• [The data]
·····

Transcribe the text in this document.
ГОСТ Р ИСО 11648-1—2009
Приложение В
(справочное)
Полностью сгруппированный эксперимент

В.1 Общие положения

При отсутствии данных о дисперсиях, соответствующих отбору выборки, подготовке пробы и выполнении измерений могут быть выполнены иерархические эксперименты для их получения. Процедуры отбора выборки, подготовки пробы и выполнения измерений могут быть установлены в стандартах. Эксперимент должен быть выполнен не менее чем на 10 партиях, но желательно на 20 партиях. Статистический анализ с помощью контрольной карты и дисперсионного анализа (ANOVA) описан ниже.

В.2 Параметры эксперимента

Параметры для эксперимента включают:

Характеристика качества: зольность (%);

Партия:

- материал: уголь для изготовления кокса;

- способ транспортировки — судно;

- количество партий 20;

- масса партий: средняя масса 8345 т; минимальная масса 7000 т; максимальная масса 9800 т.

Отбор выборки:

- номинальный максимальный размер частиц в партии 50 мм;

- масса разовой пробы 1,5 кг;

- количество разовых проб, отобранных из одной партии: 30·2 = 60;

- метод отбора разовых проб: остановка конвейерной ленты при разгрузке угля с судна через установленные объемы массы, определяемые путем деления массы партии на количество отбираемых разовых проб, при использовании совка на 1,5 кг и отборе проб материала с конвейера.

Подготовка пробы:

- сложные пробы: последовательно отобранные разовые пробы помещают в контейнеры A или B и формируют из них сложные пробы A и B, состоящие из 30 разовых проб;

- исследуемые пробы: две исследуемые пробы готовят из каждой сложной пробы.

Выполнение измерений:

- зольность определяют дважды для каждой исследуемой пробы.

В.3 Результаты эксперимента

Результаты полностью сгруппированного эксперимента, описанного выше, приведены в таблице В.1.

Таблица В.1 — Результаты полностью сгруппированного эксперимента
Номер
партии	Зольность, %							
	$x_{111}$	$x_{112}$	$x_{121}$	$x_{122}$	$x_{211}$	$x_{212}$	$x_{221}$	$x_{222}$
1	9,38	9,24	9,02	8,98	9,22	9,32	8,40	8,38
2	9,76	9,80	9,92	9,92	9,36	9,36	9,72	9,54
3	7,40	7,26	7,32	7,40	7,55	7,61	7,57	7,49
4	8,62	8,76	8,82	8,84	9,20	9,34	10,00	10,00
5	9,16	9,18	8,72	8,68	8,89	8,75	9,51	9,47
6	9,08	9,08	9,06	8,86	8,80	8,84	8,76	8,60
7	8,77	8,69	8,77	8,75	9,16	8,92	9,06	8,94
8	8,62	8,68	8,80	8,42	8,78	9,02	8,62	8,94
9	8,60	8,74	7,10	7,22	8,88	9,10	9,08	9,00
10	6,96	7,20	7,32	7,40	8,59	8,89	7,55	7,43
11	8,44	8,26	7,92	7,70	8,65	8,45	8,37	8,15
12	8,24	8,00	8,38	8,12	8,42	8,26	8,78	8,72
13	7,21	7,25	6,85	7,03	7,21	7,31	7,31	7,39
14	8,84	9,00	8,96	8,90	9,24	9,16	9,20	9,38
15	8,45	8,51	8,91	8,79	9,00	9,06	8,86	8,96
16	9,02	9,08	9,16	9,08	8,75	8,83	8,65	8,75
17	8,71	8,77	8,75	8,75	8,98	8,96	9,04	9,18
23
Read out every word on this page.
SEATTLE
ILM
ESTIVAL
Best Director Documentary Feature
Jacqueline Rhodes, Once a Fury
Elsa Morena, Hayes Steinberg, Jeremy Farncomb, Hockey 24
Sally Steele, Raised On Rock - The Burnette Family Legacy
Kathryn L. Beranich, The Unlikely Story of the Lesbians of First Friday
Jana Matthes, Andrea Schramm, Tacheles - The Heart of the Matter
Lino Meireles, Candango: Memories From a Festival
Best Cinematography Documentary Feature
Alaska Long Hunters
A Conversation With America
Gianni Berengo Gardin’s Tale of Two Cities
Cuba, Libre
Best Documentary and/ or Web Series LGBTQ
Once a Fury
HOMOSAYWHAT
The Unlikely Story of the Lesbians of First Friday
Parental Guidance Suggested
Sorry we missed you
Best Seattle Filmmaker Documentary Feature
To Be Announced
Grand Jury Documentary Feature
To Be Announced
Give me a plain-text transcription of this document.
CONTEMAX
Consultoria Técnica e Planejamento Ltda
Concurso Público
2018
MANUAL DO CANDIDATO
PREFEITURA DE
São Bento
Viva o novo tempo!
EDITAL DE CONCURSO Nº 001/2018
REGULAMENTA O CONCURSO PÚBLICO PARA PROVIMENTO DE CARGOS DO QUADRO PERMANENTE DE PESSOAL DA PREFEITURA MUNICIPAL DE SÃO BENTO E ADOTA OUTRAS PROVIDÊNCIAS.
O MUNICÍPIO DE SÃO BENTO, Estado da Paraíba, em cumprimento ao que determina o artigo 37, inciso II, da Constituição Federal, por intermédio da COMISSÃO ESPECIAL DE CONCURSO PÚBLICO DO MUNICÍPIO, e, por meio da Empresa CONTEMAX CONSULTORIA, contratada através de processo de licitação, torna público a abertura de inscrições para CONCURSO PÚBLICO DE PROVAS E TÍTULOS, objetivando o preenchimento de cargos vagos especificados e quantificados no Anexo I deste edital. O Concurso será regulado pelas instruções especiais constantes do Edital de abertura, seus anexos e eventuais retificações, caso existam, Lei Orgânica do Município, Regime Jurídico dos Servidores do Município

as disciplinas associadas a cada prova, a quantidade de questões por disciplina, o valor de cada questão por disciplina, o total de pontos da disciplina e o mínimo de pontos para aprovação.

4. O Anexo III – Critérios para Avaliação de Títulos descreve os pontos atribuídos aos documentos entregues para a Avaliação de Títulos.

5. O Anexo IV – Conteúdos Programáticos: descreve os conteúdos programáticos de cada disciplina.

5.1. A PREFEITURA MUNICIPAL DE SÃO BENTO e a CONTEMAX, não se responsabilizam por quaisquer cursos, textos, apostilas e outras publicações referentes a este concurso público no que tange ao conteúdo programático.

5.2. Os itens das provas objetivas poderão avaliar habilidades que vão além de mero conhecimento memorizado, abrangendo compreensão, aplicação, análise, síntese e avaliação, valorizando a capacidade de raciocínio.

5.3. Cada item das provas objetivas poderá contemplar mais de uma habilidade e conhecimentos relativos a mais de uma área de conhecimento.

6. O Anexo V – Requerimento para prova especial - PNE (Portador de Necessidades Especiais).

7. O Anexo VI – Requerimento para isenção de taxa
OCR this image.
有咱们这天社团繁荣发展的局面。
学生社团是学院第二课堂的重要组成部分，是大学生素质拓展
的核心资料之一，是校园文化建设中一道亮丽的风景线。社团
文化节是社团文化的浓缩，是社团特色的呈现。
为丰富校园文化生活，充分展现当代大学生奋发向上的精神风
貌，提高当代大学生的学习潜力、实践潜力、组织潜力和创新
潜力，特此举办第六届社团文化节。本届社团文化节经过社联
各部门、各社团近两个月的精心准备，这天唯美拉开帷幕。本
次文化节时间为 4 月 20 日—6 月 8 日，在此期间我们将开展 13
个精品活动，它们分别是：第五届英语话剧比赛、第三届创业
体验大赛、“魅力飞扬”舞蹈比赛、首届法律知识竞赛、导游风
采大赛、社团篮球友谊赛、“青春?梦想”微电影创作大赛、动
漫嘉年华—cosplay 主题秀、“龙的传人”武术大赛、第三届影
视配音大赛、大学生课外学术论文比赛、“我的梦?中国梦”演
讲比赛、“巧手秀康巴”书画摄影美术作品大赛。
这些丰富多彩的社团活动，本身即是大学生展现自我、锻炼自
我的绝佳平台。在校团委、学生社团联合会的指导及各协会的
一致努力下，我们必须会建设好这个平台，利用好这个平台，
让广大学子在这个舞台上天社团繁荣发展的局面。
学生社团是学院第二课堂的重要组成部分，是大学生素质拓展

·····

• [Exercise task] For each line above that contains the word "пробы", copy that line.

• [Completed task]
При отсутствии данных о дисперсиях, соответствующих отбору выборки, подготовке пробы и выполнении измерений могут быть выполнены иерархические эксперименты для их получения. Процедуры отбора выборки, подготовки пробы и выполнения измерений могут быть установлены в стандартах. Эксперимент должен быть выполнен не менее чем на 10 партиях, но желательно на 20 партиях. Статистический анализ с помощью контрольной карты и дисперсионного анализа (ANOVA) описан ниже.
- масса разовой пробы 1,5 кг;
Подготовка пробы:
- сложные пробы: последовательно отобранные разовые пробы помещают в контейнеры A или B и формируют из них сложные пробы A и B, состоящие из 30 разовых проб;
- исследуемые пробы: две исследуемые пробы готовят из каждой сложной пробы.
- зольность определяют дважды для каждой исследуемой пробы.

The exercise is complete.